◆ **REQUIRED WORK**
Print each line exactly as it is given.
"""
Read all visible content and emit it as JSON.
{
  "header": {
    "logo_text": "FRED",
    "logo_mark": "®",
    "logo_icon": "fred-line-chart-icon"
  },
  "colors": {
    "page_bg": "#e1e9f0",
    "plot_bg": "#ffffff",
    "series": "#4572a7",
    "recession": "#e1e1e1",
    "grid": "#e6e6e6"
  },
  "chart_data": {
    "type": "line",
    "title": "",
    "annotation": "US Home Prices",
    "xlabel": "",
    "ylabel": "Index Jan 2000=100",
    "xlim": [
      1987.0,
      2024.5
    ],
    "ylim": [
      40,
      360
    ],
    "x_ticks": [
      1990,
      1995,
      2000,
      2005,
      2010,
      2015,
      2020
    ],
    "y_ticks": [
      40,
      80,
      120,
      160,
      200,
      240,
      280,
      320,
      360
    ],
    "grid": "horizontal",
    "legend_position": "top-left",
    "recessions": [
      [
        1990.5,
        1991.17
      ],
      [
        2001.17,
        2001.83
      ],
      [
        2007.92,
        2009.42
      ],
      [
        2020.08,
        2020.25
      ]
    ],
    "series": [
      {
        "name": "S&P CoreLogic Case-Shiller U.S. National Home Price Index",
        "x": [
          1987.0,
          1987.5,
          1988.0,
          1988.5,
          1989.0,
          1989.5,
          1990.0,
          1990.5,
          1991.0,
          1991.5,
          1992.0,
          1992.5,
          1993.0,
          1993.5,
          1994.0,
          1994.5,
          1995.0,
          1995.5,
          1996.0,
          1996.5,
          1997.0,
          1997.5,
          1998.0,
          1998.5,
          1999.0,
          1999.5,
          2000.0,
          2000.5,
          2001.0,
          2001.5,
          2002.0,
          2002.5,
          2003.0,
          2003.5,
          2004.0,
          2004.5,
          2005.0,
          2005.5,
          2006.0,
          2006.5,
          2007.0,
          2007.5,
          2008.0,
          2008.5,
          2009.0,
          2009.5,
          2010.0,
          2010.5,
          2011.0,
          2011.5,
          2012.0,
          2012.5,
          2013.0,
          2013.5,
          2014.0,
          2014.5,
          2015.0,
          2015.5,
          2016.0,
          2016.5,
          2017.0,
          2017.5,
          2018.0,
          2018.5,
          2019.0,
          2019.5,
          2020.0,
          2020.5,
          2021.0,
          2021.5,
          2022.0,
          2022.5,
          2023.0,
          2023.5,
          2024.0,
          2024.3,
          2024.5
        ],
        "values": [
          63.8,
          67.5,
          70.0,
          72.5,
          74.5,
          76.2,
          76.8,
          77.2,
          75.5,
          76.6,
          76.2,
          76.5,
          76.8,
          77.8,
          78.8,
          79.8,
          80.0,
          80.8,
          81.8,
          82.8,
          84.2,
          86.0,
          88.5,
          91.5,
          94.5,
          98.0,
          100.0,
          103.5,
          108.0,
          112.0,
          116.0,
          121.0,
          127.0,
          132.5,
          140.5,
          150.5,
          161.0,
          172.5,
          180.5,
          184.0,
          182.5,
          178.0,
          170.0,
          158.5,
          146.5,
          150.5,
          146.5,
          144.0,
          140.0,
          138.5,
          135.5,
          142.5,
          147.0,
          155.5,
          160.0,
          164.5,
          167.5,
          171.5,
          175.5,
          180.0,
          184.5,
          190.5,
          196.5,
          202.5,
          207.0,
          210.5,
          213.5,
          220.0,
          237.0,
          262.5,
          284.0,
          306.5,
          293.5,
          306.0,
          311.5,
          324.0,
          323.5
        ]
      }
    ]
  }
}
"""
◆ **TASK SOLUTION**
Read all visible content and emit it as JSON.
{
  "header": {
    "logo_text": "FRED",
    "logo_mark": "®",
    "logo_icon": "fred-line-chart-icon"
  },
  "colors": {
    "page_bg": "#e1e9f0",
    "plot_bg": "#ffffff",
    "series": "#4572a7",
    "recession": "#e1e1e1",
    "grid": "#e6e6e6"
  },
  "chart_data": {
    "type": "line",
    "title": "",
    "annotation": "US Home Prices",
    "xlabel": "",
    "ylabel": "Index Jan 2000=100",
    "xlim": [
      1987.0,
      2024.5
    ],
    "ylim": [
      40,
      360
    ],
    "x_ticks": [
      1990,
      1995,
      2000,
      2005,
      2010,
      2015,
      2020
    ],
    "y_ticks": [
      40,
      80,
      120,
      160,
      200,
      240,
      280,
      320,
      360
    ],
    "grid": "horizontal",
    "legend_position": "top-left",
    "recessions": [
      [
        1990.5,
        1991.17
      ],
      [
        2001.17,
        2001.83
      ],
      [
        2007.92,
        2009.42
      ],
      [
        2020.08,
        2020.25
      ]
    ],
    "series": [
      {
        "name": "S&P CoreLogic Case-Shiller U.S. National Home Price Index",
        "x": [
          1987.0,
          1987.5,
          1988.0,
          1988.5,
          1989.0,
          1989.5,
          1990.0,
          1990.5,
          1991.0,
          1991.5,
          1992.0,
          1992.5,
          1993.0,
          1993.5,
          1994.0,
          1994.5,
          1995.0,
          1995.5,
          1996.0,
          1996.5,
          1997.0,
          1997.5,
          1998.0,
          1998.5,
          1999.0,
          1999.5,
          2000.0,
          2000.5,
          2001.0,
          2001.5,
          2002.0,
          2002.5,
          2003.0,
          2003.5,
          2004.0,
          2004.5,
          2005.0,
          2005.5,
          2006.0,
          2006.5,
          2007.0,
          2007.5,
          2008.0,
          2008.5,
          2009.0,
          2009.5,
          2010.0,
          2010.5,
          2011.0,
          2011.5,
          2012.0,
          2012.5,
          2013.0,
          2013.5,
          2014.0,
          2014.5,
          2015.0,
          2015.5,
          2016.0,
          2016.5,
          2017.0,
          2017.5,
          2018.0,
          2018.5,
          2019.0,
          2019.5,
          2020.0,
          2020.5,
          2021.0,
          2021.5,
          2022.0,
          2022.5,
          2023.0,
          2023.5,
          2024.0,
          2024.3,
          2024.5
        ],
        "values": [
          63.8,
          67.5,
          70.0,
          72.5,
          74.5,
          76.2,
          76.8,
          77.2,
          75.5,
          76.6,
          76.2,
          76.5,
          76.8,
          77.8,
          78.8,
          79.8,
          80.0,
          80.8,
          81.8,
          82.8,
          84.2,
          86.0,
          88.5,
          91.5,
          94.5,
          98.0,
          100.0,
          103.5,
          108.0,
          112.0,
          116.0,
          121.0,
          127.0,
          132.5,
          140.5,
          150.5,
          161.0,
          172.5,
          180.5,
          184.0,
          182.5,
          178.0,
          170.0,
          158.5,
          146.5,
          150.5,
          146.5,
          144.0,
          140.0,
          138.5,
          135.5,
          142.5,
          147.0,
          155.5,
          160.0,
          164.5,
          167.5,
          171.5,
          175.5,
          180.0,
          184.5,
          190.5,
          196.5,
          202.5,
          207.0,
          210.5,
          213.5,
          220.0,
          237.0,
          262.5,
          284.0,
          306.5,
          293.5,
          306.0,
          311.5,
          324.0,
          323.5
        ]
      }
    ]
  }
}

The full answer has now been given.